> **Task brief**: Determine the number of lines in the listing below where the string "Coke" occurs; answer with the number alone.
== Task input
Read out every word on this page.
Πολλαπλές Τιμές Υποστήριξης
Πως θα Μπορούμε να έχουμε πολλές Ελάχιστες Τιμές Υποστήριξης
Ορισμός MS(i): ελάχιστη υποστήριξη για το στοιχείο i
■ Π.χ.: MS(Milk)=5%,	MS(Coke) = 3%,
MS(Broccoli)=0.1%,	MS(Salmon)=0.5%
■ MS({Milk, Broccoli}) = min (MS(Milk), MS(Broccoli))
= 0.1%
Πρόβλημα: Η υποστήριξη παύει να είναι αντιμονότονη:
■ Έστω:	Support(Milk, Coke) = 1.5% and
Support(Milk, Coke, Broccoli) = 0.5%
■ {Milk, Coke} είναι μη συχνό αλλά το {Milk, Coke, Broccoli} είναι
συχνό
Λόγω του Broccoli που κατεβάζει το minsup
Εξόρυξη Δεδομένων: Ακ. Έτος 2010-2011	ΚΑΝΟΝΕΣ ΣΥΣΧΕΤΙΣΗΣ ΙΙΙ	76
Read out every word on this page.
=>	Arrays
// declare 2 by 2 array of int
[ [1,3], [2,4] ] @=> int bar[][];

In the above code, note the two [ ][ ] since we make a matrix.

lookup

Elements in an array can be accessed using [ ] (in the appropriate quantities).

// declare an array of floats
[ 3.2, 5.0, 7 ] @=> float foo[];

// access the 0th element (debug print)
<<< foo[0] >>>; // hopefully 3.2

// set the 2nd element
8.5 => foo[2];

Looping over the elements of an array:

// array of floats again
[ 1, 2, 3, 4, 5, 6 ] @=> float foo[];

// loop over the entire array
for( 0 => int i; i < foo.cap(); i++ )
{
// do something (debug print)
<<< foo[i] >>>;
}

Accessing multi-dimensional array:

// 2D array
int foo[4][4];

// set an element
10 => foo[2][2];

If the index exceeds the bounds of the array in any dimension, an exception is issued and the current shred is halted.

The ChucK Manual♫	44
====
== Task input
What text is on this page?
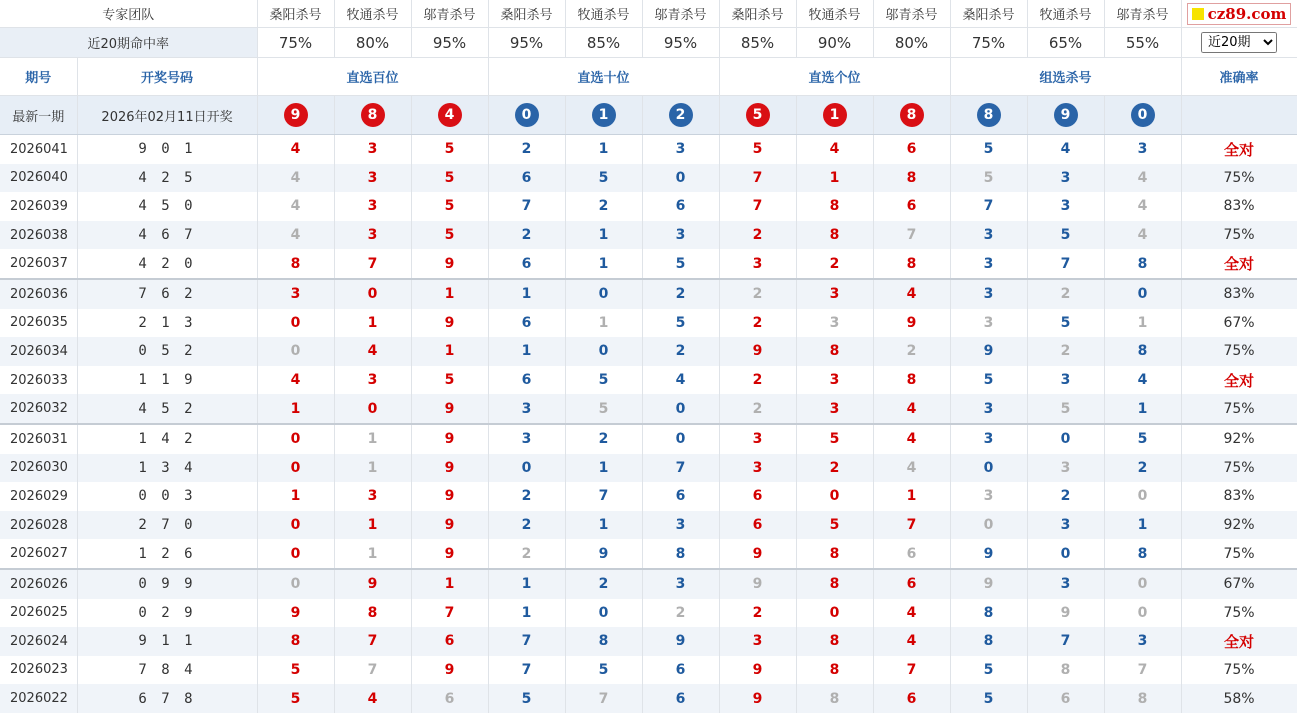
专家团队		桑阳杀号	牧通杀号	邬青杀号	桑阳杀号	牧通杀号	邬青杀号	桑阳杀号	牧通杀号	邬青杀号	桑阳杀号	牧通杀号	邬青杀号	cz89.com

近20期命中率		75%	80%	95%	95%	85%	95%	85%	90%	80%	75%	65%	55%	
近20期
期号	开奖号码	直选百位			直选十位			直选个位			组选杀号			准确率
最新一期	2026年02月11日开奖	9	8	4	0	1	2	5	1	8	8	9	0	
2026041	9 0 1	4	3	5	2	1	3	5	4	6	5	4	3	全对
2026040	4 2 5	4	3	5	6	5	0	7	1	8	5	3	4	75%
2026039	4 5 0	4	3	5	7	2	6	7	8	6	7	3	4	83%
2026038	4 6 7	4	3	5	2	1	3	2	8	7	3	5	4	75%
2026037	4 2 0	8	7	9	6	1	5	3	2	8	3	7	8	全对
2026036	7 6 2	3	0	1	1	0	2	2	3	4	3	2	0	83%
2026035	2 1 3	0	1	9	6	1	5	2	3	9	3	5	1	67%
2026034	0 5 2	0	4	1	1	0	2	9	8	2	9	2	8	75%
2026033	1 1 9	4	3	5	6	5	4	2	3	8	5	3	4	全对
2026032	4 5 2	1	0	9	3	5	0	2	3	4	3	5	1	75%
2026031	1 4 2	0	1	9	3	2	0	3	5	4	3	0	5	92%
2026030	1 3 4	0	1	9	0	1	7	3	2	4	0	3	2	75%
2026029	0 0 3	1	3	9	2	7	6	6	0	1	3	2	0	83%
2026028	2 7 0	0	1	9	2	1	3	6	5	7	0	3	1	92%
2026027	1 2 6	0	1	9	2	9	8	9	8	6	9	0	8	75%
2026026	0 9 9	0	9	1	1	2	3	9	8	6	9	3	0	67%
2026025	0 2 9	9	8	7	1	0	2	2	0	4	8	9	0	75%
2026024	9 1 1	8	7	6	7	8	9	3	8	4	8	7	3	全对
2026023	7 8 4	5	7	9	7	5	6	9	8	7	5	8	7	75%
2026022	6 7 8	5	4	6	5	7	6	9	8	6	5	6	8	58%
====
== Task input
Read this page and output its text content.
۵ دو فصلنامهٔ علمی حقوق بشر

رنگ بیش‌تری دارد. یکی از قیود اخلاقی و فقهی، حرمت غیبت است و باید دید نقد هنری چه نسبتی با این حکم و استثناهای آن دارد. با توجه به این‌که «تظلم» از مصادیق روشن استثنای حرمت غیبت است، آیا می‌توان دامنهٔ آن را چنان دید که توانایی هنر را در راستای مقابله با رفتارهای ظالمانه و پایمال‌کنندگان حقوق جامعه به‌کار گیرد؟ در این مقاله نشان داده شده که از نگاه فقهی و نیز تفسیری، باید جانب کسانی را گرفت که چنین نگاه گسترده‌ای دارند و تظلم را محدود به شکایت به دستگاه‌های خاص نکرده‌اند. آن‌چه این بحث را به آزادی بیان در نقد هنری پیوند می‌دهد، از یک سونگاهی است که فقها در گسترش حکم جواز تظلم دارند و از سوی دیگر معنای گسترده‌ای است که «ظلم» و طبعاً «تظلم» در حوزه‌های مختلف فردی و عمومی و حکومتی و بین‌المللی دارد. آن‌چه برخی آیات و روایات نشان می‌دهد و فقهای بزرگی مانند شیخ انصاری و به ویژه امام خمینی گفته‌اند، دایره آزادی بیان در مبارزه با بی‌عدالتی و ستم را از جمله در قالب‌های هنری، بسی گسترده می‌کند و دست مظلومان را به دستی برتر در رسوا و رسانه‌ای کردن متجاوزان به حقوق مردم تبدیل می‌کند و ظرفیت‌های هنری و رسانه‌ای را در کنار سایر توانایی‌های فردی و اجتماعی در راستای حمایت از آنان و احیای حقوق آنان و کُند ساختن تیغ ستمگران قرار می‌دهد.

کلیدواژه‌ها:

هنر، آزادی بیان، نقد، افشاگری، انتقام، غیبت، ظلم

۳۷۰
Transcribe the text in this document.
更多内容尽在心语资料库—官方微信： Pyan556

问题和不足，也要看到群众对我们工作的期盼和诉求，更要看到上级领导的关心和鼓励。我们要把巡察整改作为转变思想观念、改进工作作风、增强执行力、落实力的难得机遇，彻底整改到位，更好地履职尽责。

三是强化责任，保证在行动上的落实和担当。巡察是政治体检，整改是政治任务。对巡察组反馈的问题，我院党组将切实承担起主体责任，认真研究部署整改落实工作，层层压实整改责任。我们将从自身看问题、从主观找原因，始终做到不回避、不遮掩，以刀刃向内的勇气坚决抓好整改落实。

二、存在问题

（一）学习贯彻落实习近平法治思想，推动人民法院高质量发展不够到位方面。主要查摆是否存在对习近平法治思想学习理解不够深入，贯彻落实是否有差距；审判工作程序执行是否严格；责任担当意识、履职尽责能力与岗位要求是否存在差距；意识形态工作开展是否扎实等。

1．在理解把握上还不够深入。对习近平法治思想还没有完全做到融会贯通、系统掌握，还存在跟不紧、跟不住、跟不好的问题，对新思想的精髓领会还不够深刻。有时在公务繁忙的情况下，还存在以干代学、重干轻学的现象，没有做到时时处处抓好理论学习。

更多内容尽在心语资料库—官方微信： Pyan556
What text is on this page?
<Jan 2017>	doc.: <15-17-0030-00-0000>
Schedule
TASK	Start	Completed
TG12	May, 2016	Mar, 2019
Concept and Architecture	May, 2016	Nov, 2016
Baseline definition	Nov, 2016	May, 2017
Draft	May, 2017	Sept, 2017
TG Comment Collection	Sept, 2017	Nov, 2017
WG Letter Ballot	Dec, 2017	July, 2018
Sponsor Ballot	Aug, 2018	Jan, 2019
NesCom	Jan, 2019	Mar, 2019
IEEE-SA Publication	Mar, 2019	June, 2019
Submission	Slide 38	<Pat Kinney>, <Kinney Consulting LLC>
====
> **Result of the exercise**: 4